Scan the lines below for the string "سفاجا" and copy every one that has it.
## Start Records for this task
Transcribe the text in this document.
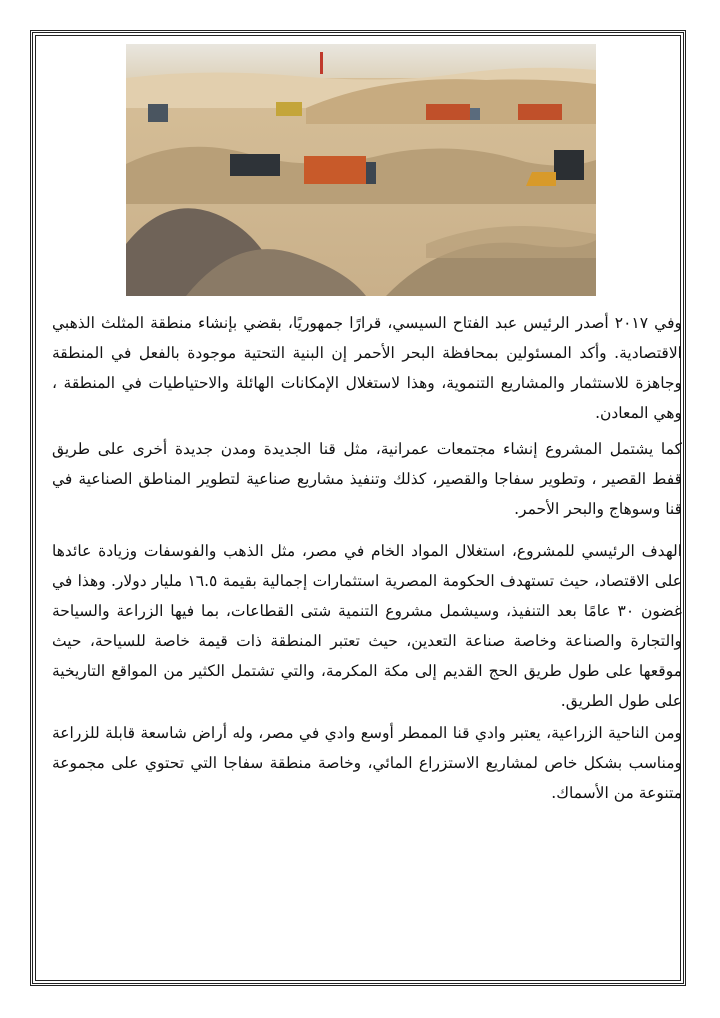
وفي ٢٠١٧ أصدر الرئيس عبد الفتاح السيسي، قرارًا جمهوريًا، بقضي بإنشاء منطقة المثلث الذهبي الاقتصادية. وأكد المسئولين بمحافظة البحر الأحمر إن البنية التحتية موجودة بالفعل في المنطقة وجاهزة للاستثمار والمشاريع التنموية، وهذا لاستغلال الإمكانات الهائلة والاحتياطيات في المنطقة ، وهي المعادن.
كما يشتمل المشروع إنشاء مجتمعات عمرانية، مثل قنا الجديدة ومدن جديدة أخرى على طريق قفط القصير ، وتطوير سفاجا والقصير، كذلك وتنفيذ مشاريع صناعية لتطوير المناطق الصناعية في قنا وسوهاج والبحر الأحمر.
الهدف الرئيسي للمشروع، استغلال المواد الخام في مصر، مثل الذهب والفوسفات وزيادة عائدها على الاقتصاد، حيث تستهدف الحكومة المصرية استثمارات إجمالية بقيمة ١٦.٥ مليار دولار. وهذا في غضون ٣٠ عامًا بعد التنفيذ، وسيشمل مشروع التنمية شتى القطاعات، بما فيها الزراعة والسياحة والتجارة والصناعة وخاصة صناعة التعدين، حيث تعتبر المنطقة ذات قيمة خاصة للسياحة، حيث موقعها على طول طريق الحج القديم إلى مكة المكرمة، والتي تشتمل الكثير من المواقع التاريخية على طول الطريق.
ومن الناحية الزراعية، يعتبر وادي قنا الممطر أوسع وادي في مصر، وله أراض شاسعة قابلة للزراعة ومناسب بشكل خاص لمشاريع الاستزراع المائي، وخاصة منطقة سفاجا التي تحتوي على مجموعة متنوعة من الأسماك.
## End Records for this task
**Correct output:**
كما يشتمل المشروع إنشاء مجتمعات عمرانية، مثل قنا الجديدة ومدن جديدة أخرى على طريق قفط القصير ، وتطوير سفاجا والقصير، كذلك وتنفيذ مشاريع صناعية لتطوير المناطق الصناعية في قنا وسوهاج والبحر الأحمر.
ومن الناحية الزراعية، يعتبر وادي قنا الممطر أوسع وادي في مصر، وله أراض شاسعة قابلة للزراعة ومناسب بشكل خاص لمشاريع الاستزراع المائي، وخاصة منطقة سفاجا التي تحتوي على مجموعة متنوعة من الأسماك.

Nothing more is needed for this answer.